[Task to complete]:
Drop every picture, then transcribe the remaining data exactly.

[Dataset entries]:
--
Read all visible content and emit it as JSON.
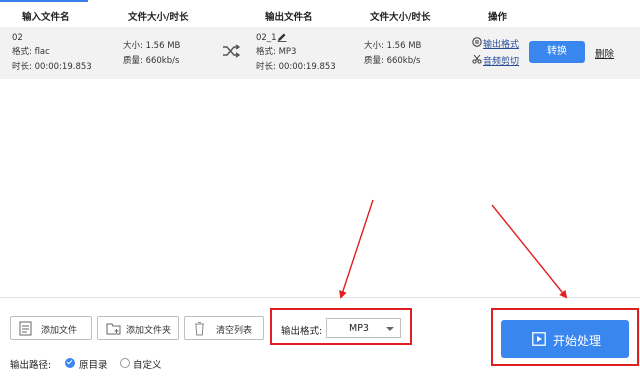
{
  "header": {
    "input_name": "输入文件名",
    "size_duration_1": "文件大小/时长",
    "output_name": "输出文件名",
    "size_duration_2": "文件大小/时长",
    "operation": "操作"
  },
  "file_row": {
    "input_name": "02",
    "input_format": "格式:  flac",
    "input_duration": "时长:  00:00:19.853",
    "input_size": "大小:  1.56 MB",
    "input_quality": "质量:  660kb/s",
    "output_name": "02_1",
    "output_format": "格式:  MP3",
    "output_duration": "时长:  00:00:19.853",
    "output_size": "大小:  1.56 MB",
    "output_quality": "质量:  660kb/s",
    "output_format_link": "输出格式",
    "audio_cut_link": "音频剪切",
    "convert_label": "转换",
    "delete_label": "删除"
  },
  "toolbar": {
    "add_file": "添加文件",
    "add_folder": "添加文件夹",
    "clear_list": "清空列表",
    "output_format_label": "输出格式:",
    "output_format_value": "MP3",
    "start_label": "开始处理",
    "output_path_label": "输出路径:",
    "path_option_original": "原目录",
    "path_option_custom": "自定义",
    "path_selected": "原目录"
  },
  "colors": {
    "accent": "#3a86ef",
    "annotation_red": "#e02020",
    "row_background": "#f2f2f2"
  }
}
--
[The reply]:
Read all visible content and emit it as JSON.
{
  "header": {
    "input_name": "输入文件名",
    "size_duration_1": "文件大小/时长",
    "output_name": "输出文件名",
    "size_duration_2": "文件大小/时长",
    "operation": "操作"
  },
  "file_row": {
    "input_name": "02",
    "input_format": "格式:  flac",
    "input_duration": "时长:  00:00:19.853",
    "input_size": "大小:  1.56 MB",
    "input_quality": "质量:  660kb/s",
    "output_name": "02_1",
    "output_format": "格式:  MP3",
    "output_duration": "时长:  00:00:19.853",
    "output_size": "大小:  1.56 MB",
    "output_quality": "质量:  660kb/s",
    "output_format_link": "输出格式",
    "audio_cut_link": "音频剪切",
    "convert_label": "转换",
    "delete_label": "删除"
  },
  "toolbar": {
    "add_file": "添加文件",
    "add_folder": "添加文件夹",
    "clear_list": "清空列表",
    "output_format_label": "输出格式:",
    "output_format_value": "MP3",
    "start_label": "开始处理",
    "output_path_label": "输出路径:",
    "path_option_original": "原目录",
    "path_option_custom": "自定义",
    "path_selected": "原目录"
  },
  "colors": {
    "accent": "#3a86ef",
    "annotation_red": "#e02020",
    "row_background": "#f2f2f2"
  }
}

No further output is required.